-- What to work on --
Your answer should be one number, namely how many lines in the listing below include the word "PAGE".
▬▬▬▬▬▬▬▬▬▬
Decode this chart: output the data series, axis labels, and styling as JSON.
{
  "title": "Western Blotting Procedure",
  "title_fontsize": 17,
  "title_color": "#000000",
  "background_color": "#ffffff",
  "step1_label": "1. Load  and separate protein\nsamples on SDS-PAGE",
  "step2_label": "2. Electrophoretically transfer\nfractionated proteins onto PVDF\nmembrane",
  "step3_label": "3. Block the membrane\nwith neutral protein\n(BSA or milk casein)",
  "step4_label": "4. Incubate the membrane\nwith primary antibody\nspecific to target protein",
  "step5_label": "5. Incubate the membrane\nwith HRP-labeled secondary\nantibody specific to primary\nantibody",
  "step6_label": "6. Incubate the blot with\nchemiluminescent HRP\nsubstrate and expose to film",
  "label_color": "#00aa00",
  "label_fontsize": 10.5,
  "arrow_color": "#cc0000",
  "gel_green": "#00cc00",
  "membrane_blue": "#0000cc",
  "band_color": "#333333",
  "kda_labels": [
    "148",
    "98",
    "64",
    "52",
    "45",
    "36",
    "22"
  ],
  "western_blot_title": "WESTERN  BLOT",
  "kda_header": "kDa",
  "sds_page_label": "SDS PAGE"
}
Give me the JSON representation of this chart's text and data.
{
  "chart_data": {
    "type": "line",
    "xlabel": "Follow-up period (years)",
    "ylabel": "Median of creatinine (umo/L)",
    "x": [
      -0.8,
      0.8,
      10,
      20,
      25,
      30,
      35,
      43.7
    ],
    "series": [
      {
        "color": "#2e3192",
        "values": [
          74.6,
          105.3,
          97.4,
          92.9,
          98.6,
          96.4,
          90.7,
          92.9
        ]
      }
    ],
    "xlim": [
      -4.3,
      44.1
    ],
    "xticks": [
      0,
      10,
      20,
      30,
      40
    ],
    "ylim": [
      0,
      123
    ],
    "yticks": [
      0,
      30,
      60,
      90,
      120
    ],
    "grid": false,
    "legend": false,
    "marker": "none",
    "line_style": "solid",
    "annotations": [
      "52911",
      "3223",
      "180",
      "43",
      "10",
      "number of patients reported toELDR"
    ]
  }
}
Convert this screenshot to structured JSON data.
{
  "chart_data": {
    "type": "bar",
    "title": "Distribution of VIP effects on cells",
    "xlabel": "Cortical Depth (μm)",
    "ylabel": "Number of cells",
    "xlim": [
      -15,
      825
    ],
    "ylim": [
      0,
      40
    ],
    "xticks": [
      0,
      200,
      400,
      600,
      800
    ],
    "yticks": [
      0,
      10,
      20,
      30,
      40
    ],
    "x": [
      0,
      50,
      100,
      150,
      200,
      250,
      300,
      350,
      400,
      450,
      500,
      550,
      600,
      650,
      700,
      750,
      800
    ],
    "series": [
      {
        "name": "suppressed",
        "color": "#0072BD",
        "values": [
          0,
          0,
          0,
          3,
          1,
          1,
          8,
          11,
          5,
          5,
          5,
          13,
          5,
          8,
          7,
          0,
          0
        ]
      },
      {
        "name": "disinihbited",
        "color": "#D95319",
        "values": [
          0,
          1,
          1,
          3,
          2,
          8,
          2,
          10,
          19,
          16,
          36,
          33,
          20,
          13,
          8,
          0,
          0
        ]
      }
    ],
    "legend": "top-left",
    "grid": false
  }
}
▬▬▬▬▬▬▬▬▬▬
-- Solution below --
2